→ EXERCISE BRIEF: Copy whichever lines contain the string "desempleo".

--- Begin INPUT DATA ---

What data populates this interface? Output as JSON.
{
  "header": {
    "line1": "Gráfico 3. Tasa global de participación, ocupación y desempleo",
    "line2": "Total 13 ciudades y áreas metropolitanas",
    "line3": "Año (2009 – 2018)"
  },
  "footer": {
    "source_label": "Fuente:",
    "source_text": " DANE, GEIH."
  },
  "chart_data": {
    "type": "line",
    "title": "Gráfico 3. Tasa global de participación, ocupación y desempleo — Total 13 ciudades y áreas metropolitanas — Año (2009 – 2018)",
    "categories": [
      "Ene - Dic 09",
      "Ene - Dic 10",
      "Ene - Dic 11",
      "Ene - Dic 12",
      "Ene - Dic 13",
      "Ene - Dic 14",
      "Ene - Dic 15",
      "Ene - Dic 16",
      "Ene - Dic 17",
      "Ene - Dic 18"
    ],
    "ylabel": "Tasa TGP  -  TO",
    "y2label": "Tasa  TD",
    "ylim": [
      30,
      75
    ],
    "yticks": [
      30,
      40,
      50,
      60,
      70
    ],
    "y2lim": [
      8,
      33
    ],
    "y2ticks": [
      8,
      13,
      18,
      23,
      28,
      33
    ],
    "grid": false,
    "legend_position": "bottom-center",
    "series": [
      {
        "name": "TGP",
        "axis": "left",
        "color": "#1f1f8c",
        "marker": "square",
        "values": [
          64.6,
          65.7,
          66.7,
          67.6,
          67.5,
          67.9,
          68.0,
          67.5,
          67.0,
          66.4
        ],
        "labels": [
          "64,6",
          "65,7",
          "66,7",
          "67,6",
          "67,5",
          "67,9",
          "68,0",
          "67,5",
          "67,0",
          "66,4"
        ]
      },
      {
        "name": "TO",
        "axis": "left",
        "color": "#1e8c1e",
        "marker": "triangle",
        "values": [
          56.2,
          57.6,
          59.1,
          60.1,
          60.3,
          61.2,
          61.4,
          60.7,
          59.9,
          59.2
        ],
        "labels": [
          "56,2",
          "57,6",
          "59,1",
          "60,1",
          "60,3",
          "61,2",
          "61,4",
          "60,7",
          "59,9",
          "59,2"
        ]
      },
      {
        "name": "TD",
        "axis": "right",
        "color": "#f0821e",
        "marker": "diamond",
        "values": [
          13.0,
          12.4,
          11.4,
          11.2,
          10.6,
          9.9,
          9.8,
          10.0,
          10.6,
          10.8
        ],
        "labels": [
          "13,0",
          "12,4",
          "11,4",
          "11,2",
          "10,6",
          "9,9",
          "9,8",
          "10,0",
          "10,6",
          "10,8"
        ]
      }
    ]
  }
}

--- End INPUT DATA ---

→ SOLUTION TO THE EXERCISE:
    "line1": "Gráfico 3. Tasa global de participación, ocupación y desempleo",
    "title": "Gráfico 3. Tasa global de participación, ocupación y desempleo — Total 13 ciudades y áreas metropolitanas — Año (2009 – 2018)",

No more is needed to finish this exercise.